***** Working data

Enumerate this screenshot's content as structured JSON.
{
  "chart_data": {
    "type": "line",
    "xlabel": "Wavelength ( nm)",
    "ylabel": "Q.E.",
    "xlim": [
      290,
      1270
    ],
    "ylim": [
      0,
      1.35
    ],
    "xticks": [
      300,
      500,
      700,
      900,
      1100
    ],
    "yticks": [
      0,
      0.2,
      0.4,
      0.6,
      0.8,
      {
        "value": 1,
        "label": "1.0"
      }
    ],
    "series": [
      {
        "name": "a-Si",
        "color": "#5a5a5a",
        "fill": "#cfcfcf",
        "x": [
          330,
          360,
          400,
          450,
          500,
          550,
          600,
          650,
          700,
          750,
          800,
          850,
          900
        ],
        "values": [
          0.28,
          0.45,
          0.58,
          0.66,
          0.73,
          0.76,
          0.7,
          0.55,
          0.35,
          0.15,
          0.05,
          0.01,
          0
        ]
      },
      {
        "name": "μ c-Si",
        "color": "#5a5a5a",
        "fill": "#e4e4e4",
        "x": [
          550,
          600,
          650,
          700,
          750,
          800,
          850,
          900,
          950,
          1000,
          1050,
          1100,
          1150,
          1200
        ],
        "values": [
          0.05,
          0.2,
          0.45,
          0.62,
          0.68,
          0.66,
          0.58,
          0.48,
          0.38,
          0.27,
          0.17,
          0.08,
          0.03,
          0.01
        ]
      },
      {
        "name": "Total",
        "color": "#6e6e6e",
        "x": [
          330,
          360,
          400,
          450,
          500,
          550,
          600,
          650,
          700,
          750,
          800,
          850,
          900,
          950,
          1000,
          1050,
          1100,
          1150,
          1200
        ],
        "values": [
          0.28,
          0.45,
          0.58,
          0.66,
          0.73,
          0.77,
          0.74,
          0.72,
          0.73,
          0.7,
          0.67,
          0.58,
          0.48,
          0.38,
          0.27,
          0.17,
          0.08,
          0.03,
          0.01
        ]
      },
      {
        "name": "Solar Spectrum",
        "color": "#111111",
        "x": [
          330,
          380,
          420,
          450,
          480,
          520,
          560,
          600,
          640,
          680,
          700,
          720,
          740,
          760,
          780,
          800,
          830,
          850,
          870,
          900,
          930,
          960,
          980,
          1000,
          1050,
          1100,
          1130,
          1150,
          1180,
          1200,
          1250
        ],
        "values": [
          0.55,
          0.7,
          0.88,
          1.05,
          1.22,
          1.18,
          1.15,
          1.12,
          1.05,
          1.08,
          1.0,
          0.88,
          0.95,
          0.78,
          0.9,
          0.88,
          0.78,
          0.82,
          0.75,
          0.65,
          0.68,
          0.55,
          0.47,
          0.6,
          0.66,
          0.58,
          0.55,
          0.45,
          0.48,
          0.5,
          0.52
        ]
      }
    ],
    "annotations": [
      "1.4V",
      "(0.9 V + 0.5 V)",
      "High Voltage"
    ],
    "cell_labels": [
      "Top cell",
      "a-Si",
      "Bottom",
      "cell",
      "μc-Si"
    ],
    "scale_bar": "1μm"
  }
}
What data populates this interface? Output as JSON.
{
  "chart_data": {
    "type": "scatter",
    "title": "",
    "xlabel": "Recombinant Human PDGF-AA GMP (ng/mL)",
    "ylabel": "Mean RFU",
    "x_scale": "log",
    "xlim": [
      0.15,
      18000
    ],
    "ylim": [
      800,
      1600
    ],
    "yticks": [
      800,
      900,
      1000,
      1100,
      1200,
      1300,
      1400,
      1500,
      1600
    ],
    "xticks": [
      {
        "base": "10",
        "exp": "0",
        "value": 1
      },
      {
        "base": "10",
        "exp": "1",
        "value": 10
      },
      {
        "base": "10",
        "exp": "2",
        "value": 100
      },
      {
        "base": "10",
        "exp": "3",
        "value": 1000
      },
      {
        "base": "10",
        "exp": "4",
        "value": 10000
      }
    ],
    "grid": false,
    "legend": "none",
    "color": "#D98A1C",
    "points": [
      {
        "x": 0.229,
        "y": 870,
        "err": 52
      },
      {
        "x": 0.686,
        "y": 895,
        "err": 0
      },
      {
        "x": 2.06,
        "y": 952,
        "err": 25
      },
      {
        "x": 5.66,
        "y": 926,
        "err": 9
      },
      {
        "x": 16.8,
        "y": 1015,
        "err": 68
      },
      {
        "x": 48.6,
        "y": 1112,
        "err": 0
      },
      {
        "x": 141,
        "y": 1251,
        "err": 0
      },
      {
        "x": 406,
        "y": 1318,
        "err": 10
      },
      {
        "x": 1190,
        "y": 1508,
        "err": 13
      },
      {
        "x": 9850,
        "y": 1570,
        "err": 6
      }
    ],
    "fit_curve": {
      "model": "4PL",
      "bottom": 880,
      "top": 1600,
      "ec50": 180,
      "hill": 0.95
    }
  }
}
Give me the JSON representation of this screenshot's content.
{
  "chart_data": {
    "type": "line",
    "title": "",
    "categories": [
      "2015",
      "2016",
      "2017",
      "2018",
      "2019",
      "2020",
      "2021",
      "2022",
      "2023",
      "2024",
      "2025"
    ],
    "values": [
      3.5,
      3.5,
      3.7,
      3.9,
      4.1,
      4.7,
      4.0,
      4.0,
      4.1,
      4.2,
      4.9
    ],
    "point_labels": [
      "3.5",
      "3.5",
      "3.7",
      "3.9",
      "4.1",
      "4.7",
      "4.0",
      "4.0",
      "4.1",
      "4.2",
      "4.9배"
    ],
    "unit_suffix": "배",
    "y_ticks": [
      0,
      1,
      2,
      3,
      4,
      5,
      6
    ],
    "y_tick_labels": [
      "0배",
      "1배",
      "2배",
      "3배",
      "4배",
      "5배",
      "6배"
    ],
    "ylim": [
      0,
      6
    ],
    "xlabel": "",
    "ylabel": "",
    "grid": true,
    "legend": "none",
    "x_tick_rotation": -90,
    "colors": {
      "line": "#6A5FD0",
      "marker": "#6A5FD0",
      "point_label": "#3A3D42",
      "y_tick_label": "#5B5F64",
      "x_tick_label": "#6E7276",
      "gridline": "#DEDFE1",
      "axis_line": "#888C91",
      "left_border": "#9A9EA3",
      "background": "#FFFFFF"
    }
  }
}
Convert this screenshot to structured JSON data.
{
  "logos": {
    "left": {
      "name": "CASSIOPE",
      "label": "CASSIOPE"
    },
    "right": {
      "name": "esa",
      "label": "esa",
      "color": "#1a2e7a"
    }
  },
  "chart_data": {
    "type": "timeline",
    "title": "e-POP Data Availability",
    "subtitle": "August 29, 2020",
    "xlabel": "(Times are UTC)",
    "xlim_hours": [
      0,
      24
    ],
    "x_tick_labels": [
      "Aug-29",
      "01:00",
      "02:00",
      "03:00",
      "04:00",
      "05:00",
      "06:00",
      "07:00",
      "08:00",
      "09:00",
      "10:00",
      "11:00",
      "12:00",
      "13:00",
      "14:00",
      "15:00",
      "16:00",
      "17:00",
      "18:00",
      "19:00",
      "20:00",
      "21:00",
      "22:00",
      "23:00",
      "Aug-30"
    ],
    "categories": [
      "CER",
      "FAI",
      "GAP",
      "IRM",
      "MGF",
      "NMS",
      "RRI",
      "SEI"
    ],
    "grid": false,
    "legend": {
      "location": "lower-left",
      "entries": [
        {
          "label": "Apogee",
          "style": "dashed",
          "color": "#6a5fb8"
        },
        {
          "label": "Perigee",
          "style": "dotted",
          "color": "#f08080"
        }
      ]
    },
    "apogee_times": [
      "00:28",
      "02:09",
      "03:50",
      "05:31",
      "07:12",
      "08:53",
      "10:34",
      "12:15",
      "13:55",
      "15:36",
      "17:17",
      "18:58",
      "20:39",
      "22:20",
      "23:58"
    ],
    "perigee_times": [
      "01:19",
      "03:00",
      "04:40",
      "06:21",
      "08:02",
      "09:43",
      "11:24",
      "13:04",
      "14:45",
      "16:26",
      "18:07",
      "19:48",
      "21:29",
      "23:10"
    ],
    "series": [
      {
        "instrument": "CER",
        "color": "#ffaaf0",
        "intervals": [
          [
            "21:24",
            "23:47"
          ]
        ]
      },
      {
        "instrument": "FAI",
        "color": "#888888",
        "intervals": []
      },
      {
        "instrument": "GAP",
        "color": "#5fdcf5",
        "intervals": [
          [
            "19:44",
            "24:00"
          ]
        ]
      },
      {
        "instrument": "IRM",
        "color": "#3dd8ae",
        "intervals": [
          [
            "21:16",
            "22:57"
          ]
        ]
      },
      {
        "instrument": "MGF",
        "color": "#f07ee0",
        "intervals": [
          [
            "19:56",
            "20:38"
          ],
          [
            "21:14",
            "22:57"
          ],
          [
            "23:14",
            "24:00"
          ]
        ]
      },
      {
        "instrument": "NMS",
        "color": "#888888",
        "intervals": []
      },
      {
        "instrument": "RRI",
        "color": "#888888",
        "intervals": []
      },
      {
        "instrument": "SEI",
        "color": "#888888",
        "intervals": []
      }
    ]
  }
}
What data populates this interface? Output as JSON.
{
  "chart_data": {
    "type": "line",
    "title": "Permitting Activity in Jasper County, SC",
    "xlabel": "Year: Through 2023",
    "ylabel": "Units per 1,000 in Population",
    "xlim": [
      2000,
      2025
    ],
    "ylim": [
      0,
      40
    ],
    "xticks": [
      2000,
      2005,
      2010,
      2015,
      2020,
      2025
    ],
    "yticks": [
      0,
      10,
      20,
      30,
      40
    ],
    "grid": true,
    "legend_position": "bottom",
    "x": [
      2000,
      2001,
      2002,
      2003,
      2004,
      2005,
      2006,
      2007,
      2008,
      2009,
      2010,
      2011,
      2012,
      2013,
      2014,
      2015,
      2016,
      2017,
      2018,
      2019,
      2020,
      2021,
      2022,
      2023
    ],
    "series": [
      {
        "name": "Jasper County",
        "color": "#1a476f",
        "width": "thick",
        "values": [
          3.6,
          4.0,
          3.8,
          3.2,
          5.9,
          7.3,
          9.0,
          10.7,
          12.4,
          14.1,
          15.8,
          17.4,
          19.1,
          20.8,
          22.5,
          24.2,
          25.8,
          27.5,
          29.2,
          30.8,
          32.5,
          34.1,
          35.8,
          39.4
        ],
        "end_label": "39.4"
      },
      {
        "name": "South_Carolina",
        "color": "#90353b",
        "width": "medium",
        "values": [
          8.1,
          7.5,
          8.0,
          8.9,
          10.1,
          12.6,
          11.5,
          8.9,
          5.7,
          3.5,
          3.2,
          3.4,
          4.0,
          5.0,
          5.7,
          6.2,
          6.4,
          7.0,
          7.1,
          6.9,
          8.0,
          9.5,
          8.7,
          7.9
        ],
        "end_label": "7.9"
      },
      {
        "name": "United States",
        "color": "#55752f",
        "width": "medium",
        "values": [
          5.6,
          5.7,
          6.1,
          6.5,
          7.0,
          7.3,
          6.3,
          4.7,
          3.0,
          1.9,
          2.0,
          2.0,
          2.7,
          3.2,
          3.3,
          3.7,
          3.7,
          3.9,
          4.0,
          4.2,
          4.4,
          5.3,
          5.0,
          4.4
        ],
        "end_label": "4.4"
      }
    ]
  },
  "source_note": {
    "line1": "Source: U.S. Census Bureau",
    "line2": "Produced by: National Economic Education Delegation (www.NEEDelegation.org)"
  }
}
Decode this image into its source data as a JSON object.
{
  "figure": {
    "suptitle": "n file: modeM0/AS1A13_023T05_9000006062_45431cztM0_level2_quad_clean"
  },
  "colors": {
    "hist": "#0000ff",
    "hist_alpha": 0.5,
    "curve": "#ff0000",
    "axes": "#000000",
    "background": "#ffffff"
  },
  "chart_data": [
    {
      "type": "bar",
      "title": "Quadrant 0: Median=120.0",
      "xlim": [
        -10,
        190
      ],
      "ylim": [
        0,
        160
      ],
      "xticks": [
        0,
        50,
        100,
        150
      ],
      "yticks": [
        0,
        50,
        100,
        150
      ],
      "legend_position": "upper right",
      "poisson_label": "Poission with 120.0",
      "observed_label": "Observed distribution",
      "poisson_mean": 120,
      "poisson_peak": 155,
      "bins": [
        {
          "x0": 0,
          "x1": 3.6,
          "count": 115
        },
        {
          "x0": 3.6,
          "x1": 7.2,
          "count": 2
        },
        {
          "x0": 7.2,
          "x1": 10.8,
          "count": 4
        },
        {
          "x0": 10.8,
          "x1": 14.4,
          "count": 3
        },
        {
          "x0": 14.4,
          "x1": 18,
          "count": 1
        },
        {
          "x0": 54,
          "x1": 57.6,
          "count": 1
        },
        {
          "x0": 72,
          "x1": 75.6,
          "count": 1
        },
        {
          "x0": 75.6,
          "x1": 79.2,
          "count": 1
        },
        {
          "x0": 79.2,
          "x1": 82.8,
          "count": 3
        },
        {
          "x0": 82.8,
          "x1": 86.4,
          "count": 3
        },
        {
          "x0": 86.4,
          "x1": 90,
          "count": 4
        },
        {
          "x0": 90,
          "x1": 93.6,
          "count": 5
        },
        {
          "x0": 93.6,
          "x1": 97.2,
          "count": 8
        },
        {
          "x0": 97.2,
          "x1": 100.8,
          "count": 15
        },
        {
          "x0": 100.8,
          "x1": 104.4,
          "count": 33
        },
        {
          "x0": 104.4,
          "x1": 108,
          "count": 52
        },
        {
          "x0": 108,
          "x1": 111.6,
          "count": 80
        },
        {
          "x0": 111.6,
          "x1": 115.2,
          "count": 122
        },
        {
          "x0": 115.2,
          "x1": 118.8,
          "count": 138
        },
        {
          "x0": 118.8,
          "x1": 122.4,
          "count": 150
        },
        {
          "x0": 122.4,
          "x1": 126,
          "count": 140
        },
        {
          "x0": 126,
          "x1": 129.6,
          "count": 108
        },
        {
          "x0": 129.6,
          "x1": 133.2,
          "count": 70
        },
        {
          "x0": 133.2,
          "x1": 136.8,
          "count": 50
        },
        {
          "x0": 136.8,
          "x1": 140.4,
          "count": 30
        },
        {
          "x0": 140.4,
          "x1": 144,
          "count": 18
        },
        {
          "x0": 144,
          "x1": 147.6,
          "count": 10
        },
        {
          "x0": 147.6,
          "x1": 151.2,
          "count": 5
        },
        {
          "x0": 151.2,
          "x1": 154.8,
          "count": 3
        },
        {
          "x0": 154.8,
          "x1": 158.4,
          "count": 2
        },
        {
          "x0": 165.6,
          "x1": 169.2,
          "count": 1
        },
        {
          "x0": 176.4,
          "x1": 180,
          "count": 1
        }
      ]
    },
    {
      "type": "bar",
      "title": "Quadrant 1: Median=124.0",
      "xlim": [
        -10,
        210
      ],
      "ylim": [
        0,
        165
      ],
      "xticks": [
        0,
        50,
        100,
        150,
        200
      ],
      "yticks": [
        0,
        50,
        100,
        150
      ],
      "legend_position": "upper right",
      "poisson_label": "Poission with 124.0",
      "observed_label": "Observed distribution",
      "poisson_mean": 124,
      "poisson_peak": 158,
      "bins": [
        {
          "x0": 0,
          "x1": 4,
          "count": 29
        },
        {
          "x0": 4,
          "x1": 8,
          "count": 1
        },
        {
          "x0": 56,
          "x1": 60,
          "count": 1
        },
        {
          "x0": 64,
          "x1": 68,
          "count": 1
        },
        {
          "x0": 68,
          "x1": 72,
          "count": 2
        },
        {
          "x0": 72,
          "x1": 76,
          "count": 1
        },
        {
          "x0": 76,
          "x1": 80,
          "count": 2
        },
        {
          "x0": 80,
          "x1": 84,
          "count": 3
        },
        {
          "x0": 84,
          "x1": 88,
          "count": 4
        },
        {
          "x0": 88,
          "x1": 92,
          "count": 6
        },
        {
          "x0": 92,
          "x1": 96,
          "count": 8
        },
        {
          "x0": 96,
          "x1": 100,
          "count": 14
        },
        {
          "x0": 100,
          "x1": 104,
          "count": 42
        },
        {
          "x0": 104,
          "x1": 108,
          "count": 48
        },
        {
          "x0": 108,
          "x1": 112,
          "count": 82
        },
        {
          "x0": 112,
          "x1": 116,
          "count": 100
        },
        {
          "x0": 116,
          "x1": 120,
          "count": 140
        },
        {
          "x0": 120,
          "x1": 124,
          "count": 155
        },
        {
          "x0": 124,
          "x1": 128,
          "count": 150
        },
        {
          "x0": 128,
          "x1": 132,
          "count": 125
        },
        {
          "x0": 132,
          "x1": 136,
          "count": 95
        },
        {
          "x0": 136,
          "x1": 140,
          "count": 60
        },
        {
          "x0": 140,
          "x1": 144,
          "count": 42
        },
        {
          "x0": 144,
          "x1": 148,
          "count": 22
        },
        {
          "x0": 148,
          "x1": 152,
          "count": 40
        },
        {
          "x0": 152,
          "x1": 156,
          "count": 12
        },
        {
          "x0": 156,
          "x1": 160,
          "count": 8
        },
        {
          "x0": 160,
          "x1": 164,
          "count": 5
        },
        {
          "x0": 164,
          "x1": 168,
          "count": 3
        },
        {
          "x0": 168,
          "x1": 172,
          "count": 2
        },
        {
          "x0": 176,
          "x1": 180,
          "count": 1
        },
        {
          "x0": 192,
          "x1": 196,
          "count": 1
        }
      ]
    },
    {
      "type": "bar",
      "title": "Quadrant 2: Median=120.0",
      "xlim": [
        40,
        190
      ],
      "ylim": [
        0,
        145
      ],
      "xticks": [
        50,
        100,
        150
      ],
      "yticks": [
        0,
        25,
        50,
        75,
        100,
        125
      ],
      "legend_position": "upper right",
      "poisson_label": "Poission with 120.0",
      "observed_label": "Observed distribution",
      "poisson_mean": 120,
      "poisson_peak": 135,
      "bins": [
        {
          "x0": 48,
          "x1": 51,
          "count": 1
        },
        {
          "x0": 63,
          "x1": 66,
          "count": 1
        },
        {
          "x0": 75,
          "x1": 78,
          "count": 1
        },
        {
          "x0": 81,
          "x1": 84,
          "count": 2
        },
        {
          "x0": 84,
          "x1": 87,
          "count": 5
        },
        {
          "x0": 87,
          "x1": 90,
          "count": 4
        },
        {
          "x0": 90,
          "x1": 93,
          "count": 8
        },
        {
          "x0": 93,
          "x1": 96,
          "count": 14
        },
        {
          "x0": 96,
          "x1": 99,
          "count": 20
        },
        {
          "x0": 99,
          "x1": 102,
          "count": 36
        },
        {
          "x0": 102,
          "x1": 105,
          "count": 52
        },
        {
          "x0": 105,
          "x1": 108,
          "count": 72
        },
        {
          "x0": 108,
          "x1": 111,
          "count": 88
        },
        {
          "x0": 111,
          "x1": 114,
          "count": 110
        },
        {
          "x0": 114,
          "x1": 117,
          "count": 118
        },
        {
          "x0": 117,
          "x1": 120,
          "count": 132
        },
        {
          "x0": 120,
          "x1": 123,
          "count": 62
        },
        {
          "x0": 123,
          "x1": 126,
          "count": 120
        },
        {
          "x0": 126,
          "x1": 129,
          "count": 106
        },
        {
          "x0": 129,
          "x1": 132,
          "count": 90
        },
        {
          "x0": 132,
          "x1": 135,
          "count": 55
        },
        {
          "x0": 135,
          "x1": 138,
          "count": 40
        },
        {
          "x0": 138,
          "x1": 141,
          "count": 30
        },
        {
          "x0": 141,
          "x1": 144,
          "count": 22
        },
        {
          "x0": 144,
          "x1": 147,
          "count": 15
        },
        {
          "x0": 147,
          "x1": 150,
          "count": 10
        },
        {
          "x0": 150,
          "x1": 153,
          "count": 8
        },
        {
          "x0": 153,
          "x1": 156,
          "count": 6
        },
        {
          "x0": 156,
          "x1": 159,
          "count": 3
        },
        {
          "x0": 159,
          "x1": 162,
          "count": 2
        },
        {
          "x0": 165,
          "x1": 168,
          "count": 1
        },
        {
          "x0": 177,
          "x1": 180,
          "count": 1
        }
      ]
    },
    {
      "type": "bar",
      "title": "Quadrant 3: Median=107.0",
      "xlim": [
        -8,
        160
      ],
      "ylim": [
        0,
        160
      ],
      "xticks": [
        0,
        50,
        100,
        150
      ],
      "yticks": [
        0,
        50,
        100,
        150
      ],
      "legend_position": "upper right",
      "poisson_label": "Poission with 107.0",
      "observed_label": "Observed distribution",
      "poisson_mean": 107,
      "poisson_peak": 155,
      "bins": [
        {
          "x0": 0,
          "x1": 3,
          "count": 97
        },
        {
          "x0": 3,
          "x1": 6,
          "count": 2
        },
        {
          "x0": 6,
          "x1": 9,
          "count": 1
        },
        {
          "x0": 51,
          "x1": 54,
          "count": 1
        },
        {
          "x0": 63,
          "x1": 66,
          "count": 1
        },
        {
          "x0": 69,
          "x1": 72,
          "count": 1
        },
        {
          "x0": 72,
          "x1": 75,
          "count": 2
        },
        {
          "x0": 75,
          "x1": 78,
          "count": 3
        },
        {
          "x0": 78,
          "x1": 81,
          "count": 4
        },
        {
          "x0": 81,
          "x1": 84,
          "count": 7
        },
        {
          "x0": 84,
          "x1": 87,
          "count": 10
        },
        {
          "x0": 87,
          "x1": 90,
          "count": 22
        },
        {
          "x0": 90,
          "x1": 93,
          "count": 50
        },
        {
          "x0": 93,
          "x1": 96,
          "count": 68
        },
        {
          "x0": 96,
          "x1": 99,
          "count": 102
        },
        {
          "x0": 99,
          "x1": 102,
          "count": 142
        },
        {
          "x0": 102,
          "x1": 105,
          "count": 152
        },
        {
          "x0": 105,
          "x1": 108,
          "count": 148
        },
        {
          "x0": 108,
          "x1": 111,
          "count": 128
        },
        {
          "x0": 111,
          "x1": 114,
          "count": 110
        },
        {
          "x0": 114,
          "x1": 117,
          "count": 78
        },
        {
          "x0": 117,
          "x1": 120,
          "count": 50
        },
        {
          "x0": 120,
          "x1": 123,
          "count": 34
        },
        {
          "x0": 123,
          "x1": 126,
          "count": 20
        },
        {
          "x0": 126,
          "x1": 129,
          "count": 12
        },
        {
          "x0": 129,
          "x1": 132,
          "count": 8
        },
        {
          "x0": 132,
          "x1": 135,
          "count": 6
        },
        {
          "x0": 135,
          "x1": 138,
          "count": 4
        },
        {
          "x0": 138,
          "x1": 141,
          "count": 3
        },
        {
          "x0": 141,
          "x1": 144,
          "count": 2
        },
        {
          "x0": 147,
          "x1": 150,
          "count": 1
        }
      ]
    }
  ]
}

**********

| Exercise instructions |
Filter the records, keeping only lines that contain "JSON", and show those lines.

| Response to this task |
Enumerate this screenshot's content as structured JSON.
What data populates this interface? Output as JSON.
Give me the JSON representation of this screenshot's content.
Convert this screenshot to structured JSON data.
What data populates this interface? Output as JSON.
Decode this image into its source data as a JSON object.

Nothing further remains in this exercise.